Some records
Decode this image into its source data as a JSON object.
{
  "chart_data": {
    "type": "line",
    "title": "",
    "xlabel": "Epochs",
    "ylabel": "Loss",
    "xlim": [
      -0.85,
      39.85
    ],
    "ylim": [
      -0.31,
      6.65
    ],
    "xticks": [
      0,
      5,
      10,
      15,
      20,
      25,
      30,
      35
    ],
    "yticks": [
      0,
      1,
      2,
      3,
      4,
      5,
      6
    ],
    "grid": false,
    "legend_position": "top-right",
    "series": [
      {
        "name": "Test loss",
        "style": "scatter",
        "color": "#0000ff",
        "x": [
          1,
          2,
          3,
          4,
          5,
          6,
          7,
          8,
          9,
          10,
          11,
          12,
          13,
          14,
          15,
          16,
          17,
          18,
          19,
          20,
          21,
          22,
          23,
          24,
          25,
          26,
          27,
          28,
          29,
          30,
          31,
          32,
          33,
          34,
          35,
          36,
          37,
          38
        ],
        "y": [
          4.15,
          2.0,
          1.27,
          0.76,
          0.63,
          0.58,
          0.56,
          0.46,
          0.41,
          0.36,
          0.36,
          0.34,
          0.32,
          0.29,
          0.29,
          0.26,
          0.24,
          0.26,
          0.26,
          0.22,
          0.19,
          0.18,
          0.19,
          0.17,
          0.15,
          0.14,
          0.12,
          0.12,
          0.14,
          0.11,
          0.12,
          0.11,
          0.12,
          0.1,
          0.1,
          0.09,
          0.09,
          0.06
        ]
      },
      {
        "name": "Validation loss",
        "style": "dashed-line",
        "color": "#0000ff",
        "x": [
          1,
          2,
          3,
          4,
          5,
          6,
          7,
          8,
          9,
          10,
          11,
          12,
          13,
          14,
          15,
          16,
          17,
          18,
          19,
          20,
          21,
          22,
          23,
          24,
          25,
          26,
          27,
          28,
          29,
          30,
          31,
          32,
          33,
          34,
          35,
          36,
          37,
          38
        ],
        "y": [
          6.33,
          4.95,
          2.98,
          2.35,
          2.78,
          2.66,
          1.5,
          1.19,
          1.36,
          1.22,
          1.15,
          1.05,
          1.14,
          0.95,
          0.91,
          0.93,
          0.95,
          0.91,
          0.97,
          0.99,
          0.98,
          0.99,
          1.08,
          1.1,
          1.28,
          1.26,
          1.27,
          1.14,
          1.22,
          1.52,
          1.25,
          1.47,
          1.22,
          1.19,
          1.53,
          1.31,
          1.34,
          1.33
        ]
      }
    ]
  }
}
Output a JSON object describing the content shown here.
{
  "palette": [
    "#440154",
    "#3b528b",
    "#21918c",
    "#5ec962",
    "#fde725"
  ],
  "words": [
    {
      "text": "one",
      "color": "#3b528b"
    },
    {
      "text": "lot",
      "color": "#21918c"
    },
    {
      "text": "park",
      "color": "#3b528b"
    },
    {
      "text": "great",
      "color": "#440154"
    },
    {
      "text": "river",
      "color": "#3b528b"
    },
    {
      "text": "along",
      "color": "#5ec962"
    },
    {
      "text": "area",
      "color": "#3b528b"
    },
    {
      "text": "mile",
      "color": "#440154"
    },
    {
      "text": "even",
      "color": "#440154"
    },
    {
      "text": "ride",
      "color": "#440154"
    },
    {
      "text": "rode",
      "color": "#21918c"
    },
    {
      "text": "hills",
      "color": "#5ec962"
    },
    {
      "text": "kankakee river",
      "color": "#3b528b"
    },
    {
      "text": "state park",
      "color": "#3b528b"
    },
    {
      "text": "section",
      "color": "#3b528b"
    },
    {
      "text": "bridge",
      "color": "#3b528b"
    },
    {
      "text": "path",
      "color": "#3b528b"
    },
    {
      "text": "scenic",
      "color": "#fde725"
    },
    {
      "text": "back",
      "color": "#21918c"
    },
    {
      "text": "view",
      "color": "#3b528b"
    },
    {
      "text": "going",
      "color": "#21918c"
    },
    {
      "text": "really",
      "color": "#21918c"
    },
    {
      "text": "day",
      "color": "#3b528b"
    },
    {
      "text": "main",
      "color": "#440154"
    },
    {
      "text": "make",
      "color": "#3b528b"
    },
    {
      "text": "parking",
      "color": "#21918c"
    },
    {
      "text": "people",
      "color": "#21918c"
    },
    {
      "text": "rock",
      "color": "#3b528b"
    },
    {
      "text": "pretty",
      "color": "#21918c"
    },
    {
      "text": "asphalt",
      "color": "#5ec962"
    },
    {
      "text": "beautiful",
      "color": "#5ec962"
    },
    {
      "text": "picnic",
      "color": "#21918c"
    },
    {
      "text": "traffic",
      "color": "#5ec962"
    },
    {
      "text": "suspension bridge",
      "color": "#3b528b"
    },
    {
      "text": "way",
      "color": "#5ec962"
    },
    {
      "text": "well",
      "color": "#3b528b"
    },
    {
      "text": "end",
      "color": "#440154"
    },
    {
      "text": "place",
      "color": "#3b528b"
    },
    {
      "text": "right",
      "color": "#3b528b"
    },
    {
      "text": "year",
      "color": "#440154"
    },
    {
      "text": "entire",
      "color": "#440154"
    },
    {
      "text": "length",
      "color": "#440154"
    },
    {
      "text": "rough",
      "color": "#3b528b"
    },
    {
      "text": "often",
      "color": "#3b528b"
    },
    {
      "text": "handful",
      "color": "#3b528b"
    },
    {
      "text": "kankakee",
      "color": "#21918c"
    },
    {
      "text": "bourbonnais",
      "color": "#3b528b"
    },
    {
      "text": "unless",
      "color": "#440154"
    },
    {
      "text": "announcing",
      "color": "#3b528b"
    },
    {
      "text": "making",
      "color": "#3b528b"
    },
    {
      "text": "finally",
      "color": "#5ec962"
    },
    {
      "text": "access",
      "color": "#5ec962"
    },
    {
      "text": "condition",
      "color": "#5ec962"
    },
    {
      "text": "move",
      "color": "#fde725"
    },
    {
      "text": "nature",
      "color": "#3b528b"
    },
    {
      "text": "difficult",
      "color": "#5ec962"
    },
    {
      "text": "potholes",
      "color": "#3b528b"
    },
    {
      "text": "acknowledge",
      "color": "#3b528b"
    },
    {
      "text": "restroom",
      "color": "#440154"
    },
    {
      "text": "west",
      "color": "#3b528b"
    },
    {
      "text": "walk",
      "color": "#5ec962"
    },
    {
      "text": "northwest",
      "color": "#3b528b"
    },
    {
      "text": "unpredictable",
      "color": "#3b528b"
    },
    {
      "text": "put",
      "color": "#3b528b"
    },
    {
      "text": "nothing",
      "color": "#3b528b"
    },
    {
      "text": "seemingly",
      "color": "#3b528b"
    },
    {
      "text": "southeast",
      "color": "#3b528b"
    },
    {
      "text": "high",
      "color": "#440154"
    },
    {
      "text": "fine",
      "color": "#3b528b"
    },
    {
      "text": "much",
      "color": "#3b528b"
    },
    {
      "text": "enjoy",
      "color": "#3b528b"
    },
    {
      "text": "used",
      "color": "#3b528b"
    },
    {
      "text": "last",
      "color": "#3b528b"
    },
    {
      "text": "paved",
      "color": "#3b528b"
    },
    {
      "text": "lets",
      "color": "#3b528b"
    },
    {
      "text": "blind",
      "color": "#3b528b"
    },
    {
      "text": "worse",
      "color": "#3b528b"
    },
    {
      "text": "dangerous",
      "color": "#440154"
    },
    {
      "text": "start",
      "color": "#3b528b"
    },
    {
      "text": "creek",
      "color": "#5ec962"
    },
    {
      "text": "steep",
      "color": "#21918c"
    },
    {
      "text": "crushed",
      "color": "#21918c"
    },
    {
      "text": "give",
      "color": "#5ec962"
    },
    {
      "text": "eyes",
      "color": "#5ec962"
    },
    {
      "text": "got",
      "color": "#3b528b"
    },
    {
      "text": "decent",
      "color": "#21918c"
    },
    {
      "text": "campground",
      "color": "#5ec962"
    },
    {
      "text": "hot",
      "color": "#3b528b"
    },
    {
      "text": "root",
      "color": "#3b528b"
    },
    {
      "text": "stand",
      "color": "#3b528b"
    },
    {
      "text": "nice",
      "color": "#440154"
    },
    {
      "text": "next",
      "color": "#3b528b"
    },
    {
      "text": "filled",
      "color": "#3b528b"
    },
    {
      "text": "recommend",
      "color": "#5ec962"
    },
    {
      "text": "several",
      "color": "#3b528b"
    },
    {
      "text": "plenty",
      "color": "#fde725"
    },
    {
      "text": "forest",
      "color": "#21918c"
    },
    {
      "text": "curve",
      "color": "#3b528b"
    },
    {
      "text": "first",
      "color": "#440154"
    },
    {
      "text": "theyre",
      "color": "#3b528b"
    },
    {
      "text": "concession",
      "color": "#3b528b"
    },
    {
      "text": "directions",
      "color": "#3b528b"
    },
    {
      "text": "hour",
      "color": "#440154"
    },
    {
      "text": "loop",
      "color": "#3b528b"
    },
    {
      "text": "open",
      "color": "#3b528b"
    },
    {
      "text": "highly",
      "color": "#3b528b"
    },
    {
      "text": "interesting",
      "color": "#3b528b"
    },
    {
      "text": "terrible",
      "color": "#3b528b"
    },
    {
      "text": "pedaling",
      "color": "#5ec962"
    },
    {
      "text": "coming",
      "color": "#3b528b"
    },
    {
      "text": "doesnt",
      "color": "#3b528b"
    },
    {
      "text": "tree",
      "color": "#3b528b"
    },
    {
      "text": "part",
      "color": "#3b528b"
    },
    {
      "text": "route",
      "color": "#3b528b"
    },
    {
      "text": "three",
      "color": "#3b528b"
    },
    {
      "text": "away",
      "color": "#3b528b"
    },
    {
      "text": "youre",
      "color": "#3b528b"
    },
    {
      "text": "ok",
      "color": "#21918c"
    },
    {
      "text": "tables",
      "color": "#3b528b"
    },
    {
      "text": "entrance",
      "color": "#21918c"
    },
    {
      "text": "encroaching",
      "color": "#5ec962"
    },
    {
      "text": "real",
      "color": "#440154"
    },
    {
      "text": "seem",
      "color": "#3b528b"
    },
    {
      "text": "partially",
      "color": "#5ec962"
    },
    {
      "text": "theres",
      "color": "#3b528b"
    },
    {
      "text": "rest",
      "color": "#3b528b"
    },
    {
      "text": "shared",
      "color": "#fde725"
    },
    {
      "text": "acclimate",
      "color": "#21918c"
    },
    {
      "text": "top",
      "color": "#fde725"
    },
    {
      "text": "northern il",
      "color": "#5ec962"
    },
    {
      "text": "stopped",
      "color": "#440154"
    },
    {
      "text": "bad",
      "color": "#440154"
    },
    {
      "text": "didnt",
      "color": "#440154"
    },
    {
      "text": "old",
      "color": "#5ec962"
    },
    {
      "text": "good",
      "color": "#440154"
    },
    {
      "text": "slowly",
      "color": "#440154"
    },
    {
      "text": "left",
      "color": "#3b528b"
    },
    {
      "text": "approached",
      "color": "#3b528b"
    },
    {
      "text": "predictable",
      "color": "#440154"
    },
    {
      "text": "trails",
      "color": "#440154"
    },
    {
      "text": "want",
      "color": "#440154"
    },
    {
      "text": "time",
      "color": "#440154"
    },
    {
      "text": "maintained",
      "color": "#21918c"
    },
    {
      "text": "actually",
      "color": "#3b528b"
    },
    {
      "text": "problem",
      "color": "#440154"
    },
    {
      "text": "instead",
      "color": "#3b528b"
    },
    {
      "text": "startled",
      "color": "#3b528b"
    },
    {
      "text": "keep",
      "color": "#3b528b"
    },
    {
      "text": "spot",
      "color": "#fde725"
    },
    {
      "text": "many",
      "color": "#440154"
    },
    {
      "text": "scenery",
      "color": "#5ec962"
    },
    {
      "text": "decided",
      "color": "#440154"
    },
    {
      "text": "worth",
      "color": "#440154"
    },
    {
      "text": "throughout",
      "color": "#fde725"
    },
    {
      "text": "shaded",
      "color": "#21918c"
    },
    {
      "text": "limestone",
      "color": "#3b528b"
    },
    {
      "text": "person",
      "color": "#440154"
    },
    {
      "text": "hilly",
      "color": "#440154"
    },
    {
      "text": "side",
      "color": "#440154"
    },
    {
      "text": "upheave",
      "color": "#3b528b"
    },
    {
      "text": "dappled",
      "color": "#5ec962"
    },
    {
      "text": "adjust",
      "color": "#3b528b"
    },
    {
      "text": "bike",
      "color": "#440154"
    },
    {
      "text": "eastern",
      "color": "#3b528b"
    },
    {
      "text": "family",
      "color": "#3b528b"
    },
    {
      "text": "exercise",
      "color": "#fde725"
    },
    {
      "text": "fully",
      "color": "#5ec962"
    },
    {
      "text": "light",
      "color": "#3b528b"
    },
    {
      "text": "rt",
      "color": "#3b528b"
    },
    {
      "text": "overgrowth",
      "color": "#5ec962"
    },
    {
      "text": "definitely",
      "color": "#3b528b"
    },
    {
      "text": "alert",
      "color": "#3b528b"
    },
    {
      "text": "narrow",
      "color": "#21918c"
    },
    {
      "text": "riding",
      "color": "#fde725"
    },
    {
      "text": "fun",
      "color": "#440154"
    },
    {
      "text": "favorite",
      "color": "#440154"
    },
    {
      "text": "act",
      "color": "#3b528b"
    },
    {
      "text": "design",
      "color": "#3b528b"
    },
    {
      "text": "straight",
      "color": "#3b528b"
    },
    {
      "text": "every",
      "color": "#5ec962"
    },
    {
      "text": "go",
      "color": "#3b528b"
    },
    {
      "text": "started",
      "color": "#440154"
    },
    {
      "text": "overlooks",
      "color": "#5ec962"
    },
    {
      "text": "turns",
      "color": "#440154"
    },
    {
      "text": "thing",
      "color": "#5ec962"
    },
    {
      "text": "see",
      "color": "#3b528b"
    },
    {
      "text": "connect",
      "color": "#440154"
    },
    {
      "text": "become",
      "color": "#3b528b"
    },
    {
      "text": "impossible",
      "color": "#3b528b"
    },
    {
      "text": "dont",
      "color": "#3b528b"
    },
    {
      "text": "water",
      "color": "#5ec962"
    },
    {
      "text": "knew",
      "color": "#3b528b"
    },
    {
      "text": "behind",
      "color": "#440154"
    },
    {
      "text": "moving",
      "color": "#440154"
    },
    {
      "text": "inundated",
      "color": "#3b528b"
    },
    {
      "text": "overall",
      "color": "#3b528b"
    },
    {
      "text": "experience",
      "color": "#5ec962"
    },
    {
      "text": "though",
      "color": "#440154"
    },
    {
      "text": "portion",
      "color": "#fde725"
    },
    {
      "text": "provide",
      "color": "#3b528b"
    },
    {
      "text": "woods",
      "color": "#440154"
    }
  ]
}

Task objective:
Search the entries for the word "bridge", then list each line that holds it.

Problem solution:
      "text": "bridge",
      "text": "suspension bridge",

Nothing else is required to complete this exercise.